Start Dataset rows

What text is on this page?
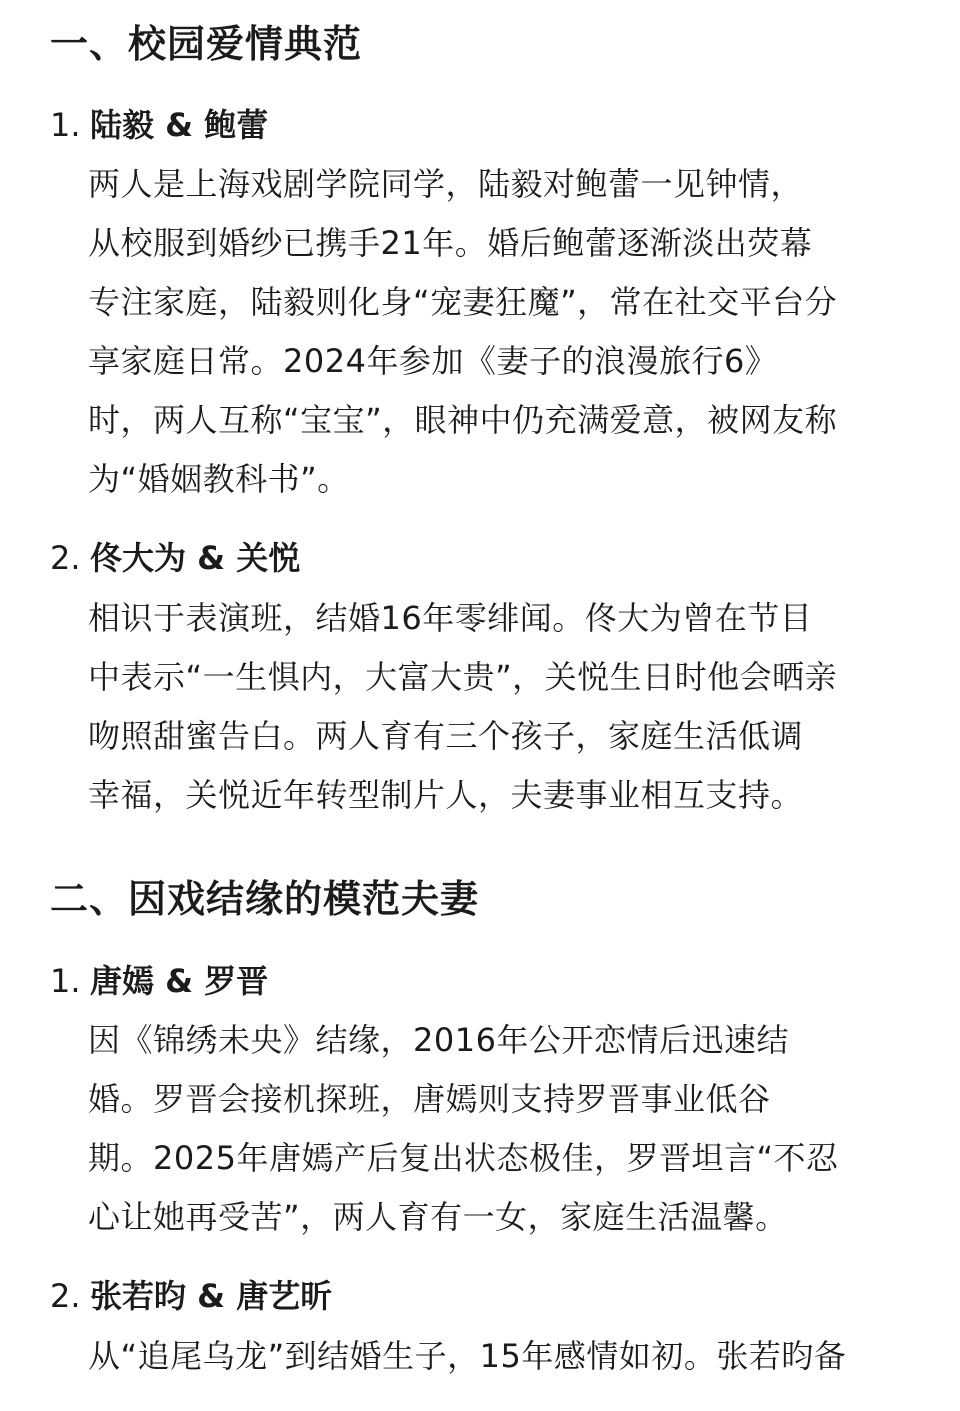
一、校园爱情典范
1. 陆毅 & 鲍蕾
两人是上海戏剧学院同学，陆毅对鲍蕾一见钟情，
从校服到婚纱已携手21年。婚后鲍蕾逐渐淡出荧幕
专注家庭，陆毅则化身“宠妻狂魔”，常在社交平台分
享家庭日常。2024年参加《妻子的浪漫旅行6》
时，两人互称“宝宝”，眼神中仍充满爱意，被网友称
为“婚姻教科书”。
2. 佟大为 & 关悦
相识于表演班，结婚16年零绯闻。佟大为曾在节目
中表示“一生惧内，大富大贵”，关悦生日时他会晒亲
吻照甜蜜告白。两人育有三个孩子，家庭生活低调
幸福，关悦近年转型制片人，夫妻事业相互支持。
二、因戏结缘的模范夫妻
1. 唐嫣 & 罗晋
因《锦绣未央》结缘，2016年公开恋情后迅速结
婚。罗晋会接机探班，唐嫣则支持罗晋事业低谷
期。2025年唐嫣产后复出状态极佳，罗晋坦言“不忍
心让她再受苦”，两人育有一女，家庭生活温馨。
2. 张若昀 & 唐艺昕
从“追尾乌龙”到结婚生子，15年感情如初。张若昀备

End Dataset rows

▶ [Written exercise]
Extract the text of all the records above verbatim, excluding pictures.

▶ [Written response]
What text is on this page?
一、校园爱情典范
1. 陆毅 & 鲍蕾
两人是上海戏剧学院同学，陆毅对鲍蕾一见钟情，
从校服到婚纱已携手21年。婚后鲍蕾逐渐淡出荧幕
专注家庭，陆毅则化身“宠妻狂魔”，常在社交平台分
享家庭日常。2024年参加《妻子的浪漫旅行6》
时，两人互称“宝宝”，眼神中仍充满爱意，被网友称
为“婚姻教科书”。
2. 佟大为 & 关悦
相识于表演班，结婚16年零绯闻。佟大为曾在节目
中表示“一生惧内，大富大贵”，关悦生日时他会晒亲
吻照甜蜜告白。两人育有三个孩子，家庭生活低调
幸福，关悦近年转型制片人，夫妻事业相互支持。
二、因戏结缘的模范夫妻
1. 唐嫣 & 罗晋
因《锦绣未央》结缘，2016年公开恋情后迅速结
婚。罗晋会接机探班，唐嫣则支持罗晋事业低谷
期。2025年唐嫣产后复出状态极佳，罗晋坦言“不忍
心让她再受苦”，两人育有一女，家庭生活温馨。
2. 张若昀 & 唐艺昕
从“追尾乌龙”到结婚生子，15年感情如初。张若昀备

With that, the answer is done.